Exercise requirements » Each record is to be transcribed exactly.

Saved entries
•••••

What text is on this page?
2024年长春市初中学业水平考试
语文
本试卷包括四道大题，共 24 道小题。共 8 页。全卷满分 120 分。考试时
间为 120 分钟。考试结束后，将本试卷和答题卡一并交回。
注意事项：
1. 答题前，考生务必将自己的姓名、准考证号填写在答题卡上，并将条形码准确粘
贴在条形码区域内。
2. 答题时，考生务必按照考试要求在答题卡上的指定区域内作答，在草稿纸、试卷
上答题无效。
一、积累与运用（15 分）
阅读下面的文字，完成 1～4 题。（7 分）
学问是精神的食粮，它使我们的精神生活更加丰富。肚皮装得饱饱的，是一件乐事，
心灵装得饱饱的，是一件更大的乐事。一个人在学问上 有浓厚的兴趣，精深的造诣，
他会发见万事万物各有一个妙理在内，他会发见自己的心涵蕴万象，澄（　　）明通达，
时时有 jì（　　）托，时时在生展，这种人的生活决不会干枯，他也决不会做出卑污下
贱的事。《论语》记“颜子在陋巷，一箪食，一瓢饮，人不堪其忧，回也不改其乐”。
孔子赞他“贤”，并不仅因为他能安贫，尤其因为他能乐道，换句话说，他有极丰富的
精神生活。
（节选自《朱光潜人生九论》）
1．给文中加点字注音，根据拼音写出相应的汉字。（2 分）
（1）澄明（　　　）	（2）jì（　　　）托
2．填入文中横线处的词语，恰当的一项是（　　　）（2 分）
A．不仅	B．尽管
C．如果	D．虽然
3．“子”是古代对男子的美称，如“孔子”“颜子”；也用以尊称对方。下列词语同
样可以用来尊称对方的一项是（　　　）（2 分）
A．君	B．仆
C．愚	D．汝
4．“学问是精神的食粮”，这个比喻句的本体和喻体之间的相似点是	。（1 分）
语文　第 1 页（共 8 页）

•••••

Solution to the problem »
What text is on this page?
2024年长春市初中学业水平考试
语文
本试卷包括四道大题，共 24 道小题。共 8 页。全卷满分 120 分。考试时
间为 120 分钟。考试结束后，将本试卷和答题卡一并交回。
注意事项：
1. 答题前，考生务必将自己的姓名、准考证号填写在答题卡上，并将条形码准确粘
贴在条形码区域内。
2. 答题时，考生务必按照考试要求在答题卡上的指定区域内作答，在草稿纸、试卷
上答题无效。
一、积累与运用（15 分）
阅读下面的文字，完成 1～4 题。（7 分）
学问是精神的食粮，它使我们的精神生活更加丰富。肚皮装得饱饱的，是一件乐事，
心灵装得饱饱的，是一件更大的乐事。一个人在学问上 有浓厚的兴趣，精深的造诣，
他会发见万事万物各有一个妙理在内，他会发见自己的心涵蕴万象，澄（　　）明通达，
时时有 jì（　　）托，时时在生展，这种人的生活决不会干枯，他也决不会做出卑污下
贱的事。《论语》记“颜子在陋巷，一箪食，一瓢饮，人不堪其忧，回也不改其乐”。
孔子赞他“贤”，并不仅因为他能安贫，尤其因为他能乐道，换句话说，他有极丰富的
精神生活。
（节选自《朱光潜人生九论》）
1．给文中加点字注音，根据拼音写出相应的汉字。（2 分）
（1）澄明（　　　）	（2）jì（　　　）托
2．填入文中横线处的词语，恰当的一项是（　　　）（2 分）
A．不仅	B．尽管
C．如果	D．虽然
3．“子”是古代对男子的美称，如“孔子”“颜子”；也用以尊称对方。下列词语同
样可以用来尊称对方的一项是（　　　）（2 分）
A．君	B．仆
C．愚	D．汝
4．“学问是精神的食粮”，这个比喻句的本体和喻体之间的相似点是	。（1 分）
语文　第 1 页（共 8 页）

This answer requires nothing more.